Selected text:
________________________

And my other experiences while testifying at the Senate
By Raïssa Robles
When I testified at the Senate Blue Ribbon sub-committee on Oct 30, a clutch of nuns in white and grey habit quietly sat in the rear gallery of the Senate session hall. Well, maybe they weren’t TOTALLY quiet.
During the testimony of businessman Antonio Tiu, some of the nuns went “tsk, tsk, tsk” and shook their heads, according to a friend of mine who sat with them.
The Senate Sergeant-at-Arms, who has the job of keeping order in the hall at all times, would raise a sign that said “Silence” in order to shush the up. The nuns would subside. But then they would go “tsk,tsk,tsk” again upon hearing more from Antonio Tiu.
And the Senate Sergeant-at-Arms would once again raise the sign that said “Silence.”
When I talked to them before the session started they told me they were members of the Association of Major Religious Superiors of the Philippines (AMRSP).

________________________

(Collection entries)
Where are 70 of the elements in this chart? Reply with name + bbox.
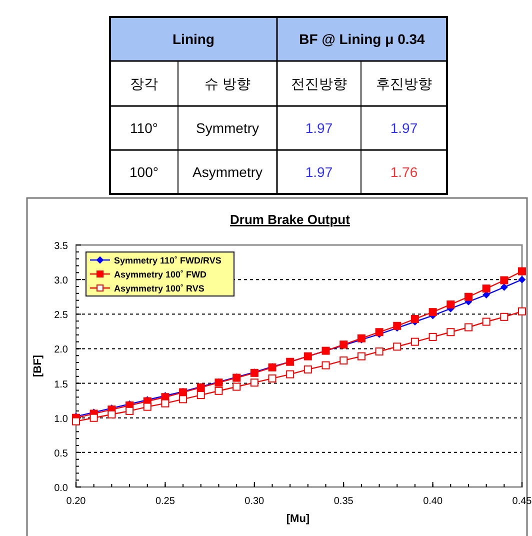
- point: [428, 308, 437, 316]
- legend-label: Asymmetry 100˚ FWD: [114, 270, 208, 280]
- point: [90, 414, 98, 422]
- point: [232, 382, 241, 391]
- y-tick-label: 3.0: [54, 276, 68, 287]
- y-tick-label: 0.0: [54, 483, 68, 494]
- point: [410, 314, 419, 323]
- y-tick-label: 1.0: [54, 414, 68, 425]
- text: 슈 방향: [204, 76, 250, 92]
- text: 110°: [130, 120, 158, 136]
- text: 1.97: [305, 164, 333, 180]
- point: [179, 395, 188, 404]
- point: [357, 352, 366, 360]
- point: [482, 318, 490, 326]
- point: [286, 370, 294, 378]
- text: 1.97: [305, 120, 333, 136]
- point: [340, 356, 348, 364]
- point: [214, 386, 223, 395]
- y-axis-title: [BF]: [32, 354, 44, 377]
- text: 장각: [130, 76, 158, 92]
- text: Asymmetry: [192, 164, 262, 180]
- text: Symmetry: [196, 120, 259, 136]
- y-tick-label: 0.5: [54, 448, 68, 460]
- point: [518, 307, 526, 316]
- point: [268, 374, 276, 382]
- y-tick-label: 2.5: [54, 310, 68, 322]
- point: [446, 300, 455, 308]
- point: [393, 322, 402, 330]
- y-tick-label: 2.0: [54, 344, 68, 356]
- point: [393, 342, 402, 351]
- x-tick-label: 0.25: [155, 496, 176, 507]
- point: [250, 378, 258, 387]
- x-tick-label: 0.30: [244, 496, 265, 507]
- point: [161, 399, 170, 408]
- text: 1.76: [390, 164, 418, 180]
- point: [500, 276, 508, 284]
- legend-label: Symmetry 110˚ FWD/RVS: [114, 256, 222, 266]
- x-tick-label: 0.35: [334, 496, 354, 507]
- text: Lining: [172, 31, 214, 47]
- text: 전진방향: [291, 76, 347, 92]
- point: [108, 410, 116, 418]
- point: [500, 312, 508, 321]
- point: [143, 402, 152, 411]
- point: [464, 292, 472, 301]
- chart-title: Drum Brake Output: [230, 212, 351, 227]
- point: [72, 417, 80, 426]
- text: 100°: [130, 164, 158, 180]
- point: [518, 276, 526, 284]
- point: [428, 332, 437, 341]
- x-tick-label: 0.20: [66, 496, 86, 507]
- point: [482, 284, 490, 293]
- text: 후진방향: [376, 76, 432, 92]
- point: [410, 338, 419, 346]
- point: [196, 391, 205, 400]
- point: [375, 347, 384, 356]
- point: [464, 323, 472, 332]
- point: [322, 361, 330, 370]
- point: [500, 284, 508, 291]
- x-tick-label: 0.45: [512, 496, 532, 507]
- x-axis-title: [Mu]: [286, 513, 310, 525]
- point: [304, 365, 312, 374]
- point: [518, 267, 526, 276]
- text: 1.97: [390, 120, 418, 136]
- y-tick-label: 3.5: [54, 241, 68, 252]
- point: [446, 328, 455, 336]
- text: BF @ Lining μ 0.34: [299, 31, 426, 47]
- legend-label: Asymmetry 100˚ RVS: [114, 284, 204, 294]
- x-tick-label: 0.40: [423, 496, 443, 507]
- point: [126, 406, 134, 415]
- y-tick-label: 1.5: [54, 379, 68, 390]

________________________

Exercise prompt: From the account of testifying at the Senate, set down everything from "During the testimony" down to "the Philippines (AMRSP).", word for word.

Response below:
During the testimony of businessman Antonio Tiu, some of the nuns went “tsk, tsk, tsk” and shook their heads, according to a friend of mine who sat with them.
The Senate Sergeant-at-Arms, who has the job of keeping order in the hall at all times, would raise a sign that said “Silence” in order to shush the up. The nuns would subside. But then they would go “tsk,tsk,tsk” again upon hearing more from Antonio Tiu.
And the Senate Sergeant-at-Arms would once again raise the sign that said “Silence.”
When I talked to them before the session started they told me they were members of the Association of Major Religious Superiors of the Philippines (AMRSP).